Work instructions: Reply with nothing except the number of lines that contain the word "Holy".

Given data:
+---+

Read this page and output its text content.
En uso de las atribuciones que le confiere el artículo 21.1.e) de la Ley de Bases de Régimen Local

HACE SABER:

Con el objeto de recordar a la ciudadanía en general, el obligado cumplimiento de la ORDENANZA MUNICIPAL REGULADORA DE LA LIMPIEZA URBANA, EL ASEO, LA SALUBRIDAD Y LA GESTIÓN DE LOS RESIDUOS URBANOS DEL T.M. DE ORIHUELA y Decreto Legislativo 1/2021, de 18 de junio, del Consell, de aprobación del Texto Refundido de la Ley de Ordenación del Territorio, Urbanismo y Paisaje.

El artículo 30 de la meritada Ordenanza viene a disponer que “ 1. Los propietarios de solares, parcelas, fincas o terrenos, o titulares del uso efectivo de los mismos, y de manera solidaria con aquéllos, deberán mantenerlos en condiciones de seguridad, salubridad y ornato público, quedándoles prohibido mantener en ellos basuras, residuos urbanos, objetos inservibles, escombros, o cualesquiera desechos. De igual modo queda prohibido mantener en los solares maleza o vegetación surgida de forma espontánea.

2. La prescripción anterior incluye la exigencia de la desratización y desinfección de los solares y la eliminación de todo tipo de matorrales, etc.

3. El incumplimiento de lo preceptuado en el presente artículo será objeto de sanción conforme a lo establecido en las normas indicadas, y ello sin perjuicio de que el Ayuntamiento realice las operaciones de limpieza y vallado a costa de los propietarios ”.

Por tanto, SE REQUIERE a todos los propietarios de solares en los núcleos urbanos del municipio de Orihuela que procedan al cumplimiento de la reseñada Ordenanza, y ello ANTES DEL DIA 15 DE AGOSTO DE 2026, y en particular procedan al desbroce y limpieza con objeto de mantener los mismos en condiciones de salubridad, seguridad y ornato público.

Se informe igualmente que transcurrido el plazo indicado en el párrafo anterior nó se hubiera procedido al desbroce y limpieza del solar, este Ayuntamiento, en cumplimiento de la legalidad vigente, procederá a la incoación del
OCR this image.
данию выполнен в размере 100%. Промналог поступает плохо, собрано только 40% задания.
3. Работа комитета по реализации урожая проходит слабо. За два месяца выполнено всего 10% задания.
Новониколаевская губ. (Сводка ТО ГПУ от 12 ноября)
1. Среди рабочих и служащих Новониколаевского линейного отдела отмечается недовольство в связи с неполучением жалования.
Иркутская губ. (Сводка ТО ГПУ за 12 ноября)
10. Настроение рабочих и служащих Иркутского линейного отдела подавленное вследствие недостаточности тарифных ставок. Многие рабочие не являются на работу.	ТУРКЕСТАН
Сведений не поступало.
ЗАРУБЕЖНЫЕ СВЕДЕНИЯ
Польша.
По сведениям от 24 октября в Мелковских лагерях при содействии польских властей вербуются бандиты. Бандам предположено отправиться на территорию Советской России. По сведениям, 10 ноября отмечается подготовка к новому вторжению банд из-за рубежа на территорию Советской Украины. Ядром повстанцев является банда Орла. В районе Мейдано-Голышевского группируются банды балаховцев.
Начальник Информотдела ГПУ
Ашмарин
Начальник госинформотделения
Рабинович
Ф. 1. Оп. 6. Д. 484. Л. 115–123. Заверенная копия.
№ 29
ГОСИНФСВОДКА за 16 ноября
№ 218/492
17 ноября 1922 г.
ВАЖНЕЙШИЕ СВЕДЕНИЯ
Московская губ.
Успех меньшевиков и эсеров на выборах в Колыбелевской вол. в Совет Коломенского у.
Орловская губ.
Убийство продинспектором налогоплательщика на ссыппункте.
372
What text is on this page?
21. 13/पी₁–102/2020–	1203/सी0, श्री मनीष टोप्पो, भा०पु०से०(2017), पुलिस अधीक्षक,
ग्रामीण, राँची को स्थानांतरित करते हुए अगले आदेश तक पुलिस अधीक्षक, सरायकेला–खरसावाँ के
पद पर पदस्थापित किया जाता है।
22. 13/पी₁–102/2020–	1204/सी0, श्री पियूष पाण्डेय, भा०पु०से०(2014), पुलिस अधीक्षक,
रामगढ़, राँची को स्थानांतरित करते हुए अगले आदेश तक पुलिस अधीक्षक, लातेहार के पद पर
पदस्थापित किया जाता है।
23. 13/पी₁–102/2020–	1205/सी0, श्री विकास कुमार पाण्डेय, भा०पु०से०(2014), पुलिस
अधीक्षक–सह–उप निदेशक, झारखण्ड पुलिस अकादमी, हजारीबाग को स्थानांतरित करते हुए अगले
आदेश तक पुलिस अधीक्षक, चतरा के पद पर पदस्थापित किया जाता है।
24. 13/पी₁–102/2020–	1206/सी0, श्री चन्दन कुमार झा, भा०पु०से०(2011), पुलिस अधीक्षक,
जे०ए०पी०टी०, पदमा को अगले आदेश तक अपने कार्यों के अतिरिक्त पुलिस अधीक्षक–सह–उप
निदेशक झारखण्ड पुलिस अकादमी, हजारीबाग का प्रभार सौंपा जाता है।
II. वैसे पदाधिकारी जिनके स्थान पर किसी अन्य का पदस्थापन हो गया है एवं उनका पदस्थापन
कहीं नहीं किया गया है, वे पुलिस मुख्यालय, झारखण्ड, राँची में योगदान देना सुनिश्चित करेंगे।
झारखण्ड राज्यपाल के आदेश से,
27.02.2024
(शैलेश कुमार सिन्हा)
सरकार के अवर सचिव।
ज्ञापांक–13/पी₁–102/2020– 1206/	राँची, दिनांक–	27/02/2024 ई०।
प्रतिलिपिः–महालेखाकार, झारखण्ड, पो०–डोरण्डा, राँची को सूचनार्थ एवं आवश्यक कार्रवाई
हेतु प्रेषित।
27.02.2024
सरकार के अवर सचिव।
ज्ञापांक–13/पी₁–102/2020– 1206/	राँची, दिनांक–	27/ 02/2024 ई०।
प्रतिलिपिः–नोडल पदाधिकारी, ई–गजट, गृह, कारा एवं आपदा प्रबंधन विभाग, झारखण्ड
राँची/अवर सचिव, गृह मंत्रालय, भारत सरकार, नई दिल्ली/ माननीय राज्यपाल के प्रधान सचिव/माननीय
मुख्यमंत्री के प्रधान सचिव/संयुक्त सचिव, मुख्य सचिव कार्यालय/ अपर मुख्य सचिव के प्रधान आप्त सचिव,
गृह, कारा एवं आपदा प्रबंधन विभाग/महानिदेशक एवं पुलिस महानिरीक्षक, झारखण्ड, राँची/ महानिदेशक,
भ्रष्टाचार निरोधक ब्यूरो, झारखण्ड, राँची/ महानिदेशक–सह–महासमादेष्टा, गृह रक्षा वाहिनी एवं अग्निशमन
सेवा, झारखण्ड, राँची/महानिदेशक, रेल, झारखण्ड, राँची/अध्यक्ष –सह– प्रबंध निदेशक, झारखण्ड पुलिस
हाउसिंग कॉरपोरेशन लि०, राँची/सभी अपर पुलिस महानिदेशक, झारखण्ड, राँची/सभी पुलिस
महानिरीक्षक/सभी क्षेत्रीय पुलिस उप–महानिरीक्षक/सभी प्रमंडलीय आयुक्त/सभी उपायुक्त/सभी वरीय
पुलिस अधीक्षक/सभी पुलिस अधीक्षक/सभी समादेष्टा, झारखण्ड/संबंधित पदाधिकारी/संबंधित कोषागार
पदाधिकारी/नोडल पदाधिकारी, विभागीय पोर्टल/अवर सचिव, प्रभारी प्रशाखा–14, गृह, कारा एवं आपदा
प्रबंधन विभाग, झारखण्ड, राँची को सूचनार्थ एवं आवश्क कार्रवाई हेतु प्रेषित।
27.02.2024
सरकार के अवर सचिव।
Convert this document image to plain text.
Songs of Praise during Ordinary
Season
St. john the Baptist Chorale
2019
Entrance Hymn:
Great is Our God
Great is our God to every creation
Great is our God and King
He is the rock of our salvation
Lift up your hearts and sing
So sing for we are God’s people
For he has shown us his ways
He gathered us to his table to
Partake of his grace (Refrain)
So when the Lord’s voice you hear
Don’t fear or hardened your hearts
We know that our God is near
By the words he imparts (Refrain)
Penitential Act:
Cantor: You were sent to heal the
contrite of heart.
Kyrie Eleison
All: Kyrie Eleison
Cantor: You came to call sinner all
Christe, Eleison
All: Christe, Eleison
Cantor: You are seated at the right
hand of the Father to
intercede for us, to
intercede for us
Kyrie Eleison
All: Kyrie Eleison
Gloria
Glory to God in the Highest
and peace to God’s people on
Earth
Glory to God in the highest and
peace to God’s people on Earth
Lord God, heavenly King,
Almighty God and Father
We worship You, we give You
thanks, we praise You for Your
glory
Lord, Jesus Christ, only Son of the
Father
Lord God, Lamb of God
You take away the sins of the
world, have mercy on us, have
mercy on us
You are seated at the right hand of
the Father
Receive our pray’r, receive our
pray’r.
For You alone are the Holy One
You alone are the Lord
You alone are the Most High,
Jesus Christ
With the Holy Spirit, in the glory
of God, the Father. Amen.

+---+

Exercise output: 2